» WHAT THE TASK REQUIRES
Copy every line of the listing exactly.

────

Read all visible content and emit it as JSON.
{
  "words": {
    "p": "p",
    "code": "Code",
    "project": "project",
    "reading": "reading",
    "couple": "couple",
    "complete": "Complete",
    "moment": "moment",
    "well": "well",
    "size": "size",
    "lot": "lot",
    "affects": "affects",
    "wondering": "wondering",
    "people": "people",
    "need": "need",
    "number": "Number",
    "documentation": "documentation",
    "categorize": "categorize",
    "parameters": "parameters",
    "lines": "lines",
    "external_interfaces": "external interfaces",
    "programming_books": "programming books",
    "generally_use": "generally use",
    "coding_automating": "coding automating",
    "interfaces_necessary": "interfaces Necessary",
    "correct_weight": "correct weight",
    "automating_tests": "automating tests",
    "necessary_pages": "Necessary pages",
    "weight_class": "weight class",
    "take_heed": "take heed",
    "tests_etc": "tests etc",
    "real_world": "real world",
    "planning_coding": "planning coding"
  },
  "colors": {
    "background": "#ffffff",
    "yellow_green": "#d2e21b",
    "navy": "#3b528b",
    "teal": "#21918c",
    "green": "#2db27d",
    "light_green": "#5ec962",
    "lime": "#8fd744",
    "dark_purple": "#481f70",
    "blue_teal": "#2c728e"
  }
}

────

» TASK RESULT
Read all visible content and emit it as JSON.
{
  "words": {
    "p": "p",
    "code": "Code",
    "project": "project",
    "reading": "reading",
    "couple": "couple",
    "complete": "Complete",
    "moment": "moment",
    "well": "well",
    "size": "size",
    "lot": "lot",
    "affects": "affects",
    "wondering": "wondering",
    "people": "people",
    "need": "need",
    "number": "Number",
    "documentation": "documentation",
    "categorize": "categorize",
    "parameters": "parameters",
    "lines": "lines",
    "external_interfaces": "external interfaces",
    "programming_books": "programming books",
    "generally_use": "generally use",
    "coding_automating": "coding automating",
    "interfaces_necessary": "interfaces Necessary",
    "correct_weight": "correct weight",
    "automating_tests": "automating tests",
    "necessary_pages": "Necessary pages",
    "weight_class": "weight class",
    "take_heed": "take heed",
    "tests_etc": "tests etc",
    "real_world": "real world",
    "planning_coding": "planning coding"
  },
  "colors": {
    "background": "#ffffff",
    "yellow_green": "#d2e21b",
    "navy": "#3b528b",
    "teal": "#21918c",
    "green": "#2db27d",
    "light_green": "#5ec962",
    "lime": "#8fd744",
    "dark_purple": "#481f70",
    "blue_teal": "#2c728e"
  }
}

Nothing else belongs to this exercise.